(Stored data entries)
====

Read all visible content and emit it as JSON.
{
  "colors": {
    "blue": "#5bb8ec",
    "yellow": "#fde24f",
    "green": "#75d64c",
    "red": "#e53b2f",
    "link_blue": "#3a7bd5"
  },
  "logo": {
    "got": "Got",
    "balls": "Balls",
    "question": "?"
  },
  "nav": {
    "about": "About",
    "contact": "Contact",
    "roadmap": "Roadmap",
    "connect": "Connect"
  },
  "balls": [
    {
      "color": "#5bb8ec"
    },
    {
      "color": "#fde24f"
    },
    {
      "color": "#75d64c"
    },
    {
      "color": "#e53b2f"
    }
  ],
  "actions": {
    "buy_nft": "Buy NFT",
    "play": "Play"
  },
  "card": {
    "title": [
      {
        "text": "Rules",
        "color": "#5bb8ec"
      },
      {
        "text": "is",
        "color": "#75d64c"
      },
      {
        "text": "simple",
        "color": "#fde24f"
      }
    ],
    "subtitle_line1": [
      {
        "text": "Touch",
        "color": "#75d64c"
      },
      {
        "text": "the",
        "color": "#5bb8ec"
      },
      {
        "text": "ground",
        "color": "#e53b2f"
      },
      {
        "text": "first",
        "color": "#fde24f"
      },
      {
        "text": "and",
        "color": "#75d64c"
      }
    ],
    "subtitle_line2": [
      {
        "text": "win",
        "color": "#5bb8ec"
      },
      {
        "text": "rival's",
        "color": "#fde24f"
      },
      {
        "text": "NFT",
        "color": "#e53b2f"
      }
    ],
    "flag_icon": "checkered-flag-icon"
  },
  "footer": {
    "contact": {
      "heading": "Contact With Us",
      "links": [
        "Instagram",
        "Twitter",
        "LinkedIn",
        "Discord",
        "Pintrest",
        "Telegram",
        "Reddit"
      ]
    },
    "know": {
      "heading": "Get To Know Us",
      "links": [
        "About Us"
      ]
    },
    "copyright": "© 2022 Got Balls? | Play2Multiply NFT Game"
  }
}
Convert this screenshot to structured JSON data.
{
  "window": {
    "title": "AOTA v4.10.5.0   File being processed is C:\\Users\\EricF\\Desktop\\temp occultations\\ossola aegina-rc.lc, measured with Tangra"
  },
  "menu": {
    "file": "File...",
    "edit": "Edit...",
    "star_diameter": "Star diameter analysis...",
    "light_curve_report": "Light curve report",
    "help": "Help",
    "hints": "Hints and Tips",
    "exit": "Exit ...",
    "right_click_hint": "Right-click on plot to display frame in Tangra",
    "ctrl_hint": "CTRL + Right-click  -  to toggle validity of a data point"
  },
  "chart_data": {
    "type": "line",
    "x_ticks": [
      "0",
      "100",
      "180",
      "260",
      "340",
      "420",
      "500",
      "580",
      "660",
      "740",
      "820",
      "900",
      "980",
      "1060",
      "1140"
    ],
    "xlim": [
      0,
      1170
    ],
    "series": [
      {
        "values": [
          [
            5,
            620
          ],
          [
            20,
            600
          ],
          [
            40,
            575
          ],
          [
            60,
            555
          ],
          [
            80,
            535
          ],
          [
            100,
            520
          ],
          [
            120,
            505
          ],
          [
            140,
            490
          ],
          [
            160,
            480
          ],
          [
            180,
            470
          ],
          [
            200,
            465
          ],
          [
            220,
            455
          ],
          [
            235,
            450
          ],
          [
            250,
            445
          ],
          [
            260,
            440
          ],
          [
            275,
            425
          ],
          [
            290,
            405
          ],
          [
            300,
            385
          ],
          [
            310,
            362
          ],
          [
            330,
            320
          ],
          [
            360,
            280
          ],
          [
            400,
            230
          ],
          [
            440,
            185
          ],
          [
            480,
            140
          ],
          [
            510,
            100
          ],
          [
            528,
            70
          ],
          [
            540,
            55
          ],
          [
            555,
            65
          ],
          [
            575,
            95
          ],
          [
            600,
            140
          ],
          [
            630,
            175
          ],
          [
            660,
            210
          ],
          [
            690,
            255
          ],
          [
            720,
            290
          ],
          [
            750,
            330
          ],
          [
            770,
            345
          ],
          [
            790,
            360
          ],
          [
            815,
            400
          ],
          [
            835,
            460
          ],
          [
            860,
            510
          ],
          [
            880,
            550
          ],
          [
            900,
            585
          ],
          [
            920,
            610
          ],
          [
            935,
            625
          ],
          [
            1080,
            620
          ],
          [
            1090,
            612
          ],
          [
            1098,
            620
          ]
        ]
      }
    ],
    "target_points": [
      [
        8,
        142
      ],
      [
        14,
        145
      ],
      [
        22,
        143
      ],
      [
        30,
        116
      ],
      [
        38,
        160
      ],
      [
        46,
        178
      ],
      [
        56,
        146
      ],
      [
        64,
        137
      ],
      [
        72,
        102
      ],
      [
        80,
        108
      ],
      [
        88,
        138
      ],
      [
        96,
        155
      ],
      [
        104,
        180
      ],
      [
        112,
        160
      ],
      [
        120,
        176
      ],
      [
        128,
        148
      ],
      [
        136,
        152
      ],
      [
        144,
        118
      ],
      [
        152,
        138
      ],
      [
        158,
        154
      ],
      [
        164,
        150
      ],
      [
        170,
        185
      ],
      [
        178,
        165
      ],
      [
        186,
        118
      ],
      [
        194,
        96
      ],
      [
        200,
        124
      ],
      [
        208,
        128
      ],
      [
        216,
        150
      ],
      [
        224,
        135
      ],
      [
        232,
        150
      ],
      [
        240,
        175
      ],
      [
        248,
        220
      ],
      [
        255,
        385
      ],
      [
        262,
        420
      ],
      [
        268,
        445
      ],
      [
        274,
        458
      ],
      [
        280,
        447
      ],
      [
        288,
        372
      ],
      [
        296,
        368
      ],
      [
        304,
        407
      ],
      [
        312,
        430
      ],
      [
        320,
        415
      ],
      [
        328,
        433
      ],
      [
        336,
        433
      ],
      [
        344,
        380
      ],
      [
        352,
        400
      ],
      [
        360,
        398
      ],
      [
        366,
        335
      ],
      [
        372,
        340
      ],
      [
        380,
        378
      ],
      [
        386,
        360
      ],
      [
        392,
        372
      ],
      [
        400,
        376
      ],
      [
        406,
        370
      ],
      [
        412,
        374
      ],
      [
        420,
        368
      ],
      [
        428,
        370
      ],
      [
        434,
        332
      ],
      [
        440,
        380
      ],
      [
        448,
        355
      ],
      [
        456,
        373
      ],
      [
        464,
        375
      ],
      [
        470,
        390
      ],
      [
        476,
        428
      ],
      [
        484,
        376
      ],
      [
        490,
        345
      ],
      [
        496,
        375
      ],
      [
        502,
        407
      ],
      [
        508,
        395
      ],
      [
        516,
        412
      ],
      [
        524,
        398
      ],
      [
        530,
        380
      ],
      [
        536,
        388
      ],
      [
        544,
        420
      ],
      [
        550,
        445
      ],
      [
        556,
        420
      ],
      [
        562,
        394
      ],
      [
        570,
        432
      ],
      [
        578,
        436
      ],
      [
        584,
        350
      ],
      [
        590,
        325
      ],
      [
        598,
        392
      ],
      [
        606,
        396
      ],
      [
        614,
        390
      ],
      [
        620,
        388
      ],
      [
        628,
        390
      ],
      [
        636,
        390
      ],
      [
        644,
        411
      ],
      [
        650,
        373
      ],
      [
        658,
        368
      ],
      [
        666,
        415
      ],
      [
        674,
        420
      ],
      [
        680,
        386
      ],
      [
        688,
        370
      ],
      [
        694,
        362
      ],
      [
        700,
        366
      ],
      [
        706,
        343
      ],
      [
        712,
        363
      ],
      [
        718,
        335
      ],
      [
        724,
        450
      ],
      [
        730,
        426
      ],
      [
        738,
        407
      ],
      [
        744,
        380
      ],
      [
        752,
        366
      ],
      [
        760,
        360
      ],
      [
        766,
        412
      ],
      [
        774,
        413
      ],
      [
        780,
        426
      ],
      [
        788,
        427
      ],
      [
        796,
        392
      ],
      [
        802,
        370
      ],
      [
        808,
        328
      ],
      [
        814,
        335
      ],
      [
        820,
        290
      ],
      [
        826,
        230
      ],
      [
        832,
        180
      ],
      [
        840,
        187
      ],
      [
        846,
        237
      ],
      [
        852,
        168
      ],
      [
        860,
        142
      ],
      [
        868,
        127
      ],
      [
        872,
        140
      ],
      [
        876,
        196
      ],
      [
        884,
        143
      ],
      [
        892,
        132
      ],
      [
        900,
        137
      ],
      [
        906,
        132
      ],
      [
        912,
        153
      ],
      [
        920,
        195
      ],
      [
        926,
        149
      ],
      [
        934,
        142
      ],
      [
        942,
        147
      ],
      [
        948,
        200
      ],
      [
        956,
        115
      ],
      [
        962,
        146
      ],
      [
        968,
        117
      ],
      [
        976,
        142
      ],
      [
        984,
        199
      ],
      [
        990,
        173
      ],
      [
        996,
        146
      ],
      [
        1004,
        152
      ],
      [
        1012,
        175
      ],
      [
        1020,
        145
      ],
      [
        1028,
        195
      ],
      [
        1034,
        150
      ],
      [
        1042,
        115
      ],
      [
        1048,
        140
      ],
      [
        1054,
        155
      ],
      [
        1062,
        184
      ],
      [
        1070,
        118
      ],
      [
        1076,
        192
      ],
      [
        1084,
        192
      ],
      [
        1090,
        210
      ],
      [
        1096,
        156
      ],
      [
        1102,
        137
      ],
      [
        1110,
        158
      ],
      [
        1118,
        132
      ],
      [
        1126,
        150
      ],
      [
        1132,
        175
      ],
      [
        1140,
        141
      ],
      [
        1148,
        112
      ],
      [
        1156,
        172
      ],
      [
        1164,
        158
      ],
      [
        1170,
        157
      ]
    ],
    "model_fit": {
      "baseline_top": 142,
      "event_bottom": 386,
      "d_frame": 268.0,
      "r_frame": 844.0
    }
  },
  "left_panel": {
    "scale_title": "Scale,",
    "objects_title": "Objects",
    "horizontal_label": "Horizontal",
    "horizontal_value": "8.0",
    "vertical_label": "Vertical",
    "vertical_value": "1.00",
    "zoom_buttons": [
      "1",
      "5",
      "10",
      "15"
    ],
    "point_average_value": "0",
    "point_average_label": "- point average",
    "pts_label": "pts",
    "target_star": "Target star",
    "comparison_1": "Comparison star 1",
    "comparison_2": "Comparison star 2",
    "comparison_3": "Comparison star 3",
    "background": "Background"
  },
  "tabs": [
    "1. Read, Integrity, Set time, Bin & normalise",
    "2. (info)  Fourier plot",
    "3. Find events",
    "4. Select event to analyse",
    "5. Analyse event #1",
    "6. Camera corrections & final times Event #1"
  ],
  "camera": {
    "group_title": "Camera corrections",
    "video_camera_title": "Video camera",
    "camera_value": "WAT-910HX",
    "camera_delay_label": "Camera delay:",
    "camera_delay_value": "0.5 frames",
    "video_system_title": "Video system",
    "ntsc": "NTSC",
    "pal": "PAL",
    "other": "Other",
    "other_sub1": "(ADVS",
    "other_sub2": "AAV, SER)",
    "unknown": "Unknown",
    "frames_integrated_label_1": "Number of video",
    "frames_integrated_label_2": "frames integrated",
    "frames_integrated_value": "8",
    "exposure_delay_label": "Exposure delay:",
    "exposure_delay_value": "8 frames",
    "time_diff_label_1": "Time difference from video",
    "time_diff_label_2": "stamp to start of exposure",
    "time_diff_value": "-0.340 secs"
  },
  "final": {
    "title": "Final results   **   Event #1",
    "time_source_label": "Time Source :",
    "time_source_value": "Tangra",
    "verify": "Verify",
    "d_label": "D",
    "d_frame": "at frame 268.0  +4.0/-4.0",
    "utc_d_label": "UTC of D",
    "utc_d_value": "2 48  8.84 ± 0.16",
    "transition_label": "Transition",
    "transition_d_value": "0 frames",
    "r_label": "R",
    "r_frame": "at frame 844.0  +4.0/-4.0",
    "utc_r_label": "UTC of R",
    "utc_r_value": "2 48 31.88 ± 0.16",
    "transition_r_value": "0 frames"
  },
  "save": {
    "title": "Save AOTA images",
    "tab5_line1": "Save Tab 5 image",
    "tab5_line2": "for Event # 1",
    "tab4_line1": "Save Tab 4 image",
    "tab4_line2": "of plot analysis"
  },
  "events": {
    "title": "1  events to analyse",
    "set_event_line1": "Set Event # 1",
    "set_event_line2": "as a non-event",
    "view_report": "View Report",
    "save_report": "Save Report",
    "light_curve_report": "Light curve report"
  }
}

====

Extract each line holding the string "events".

#### [The output]
    "3. Find events",
  "events": {
    "title": "1  events to analyse",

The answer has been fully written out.